EXERCISE DATA:

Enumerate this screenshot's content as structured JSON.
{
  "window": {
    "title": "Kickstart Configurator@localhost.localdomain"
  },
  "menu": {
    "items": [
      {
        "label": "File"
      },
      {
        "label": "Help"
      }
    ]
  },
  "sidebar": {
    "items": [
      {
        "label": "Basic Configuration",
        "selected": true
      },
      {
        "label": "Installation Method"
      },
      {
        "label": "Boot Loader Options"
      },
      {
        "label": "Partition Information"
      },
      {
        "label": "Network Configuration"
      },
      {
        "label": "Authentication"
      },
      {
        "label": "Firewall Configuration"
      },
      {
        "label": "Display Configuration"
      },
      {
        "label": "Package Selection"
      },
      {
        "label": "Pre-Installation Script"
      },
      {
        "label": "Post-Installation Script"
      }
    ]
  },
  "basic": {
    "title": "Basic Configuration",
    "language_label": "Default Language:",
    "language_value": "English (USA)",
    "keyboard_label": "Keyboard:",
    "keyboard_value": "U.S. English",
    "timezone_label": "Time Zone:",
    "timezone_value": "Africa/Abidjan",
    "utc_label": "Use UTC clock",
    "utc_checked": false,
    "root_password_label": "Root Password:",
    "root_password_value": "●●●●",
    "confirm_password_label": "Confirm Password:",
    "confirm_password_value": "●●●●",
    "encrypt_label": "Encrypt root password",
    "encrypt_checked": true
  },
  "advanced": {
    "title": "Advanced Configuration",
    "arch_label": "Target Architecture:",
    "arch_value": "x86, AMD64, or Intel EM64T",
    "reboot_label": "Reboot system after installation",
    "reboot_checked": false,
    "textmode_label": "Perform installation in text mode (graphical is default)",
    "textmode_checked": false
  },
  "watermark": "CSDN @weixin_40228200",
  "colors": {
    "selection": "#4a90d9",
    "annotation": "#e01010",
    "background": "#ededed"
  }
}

CHALLENGE: All entries must be repeated verbatim.

SOLVED EXERCISE:
Enumerate this screenshot's content as structured JSON.
{
  "window": {
    "title": "Kickstart Configurator@localhost.localdomain"
  },
  "menu": {
    "items": [
      {
        "label": "File"
      },
      {
        "label": "Help"
      }
    ]
  },
  "sidebar": {
    "items": [
      {
        "label": "Basic Configuration",
        "selected": true
      },
      {
        "label": "Installation Method"
      },
      {
        "label": "Boot Loader Options"
      },
      {
        "label": "Partition Information"
      },
      {
        "label": "Network Configuration"
      },
      {
        "label": "Authentication"
      },
      {
        "label": "Firewall Configuration"
      },
      {
        "label": "Display Configuration"
      },
      {
        "label": "Package Selection"
      },
      {
        "label": "Pre-Installation Script"
      },
      {
        "label": "Post-Installation Script"
      }
    ]
  },
  "basic": {
    "title": "Basic Configuration",
    "language_label": "Default Language:",
    "language_value": "English (USA)",
    "keyboard_label": "Keyboard:",
    "keyboard_value": "U.S. English",
    "timezone_label": "Time Zone:",
    "timezone_value": "Africa/Abidjan",
    "utc_label": "Use UTC clock",
    "utc_checked": false,
    "root_password_label": "Root Password:",
    "root_password_value": "●●●●",
    "confirm_password_label": "Confirm Password:",
    "confirm_password_value": "●●●●",
    "encrypt_label": "Encrypt root password",
    "encrypt_checked": true
  },
  "advanced": {
    "title": "Advanced Configuration",
    "arch_label": "Target Architecture:",
    "arch_value": "x86, AMD64, or Intel EM64T",
    "reboot_label": "Reboot system after installation",
    "reboot_checked": false,
    "textmode_label": "Perform installation in text mode (graphical is default)",
    "textmode_checked": false
  },
  "watermark": "CSDN @weixin_40228200",
  "colors": {
    "selection": "#4a90d9",
    "annotation": "#e01010",
    "background": "#ededed"
  }
}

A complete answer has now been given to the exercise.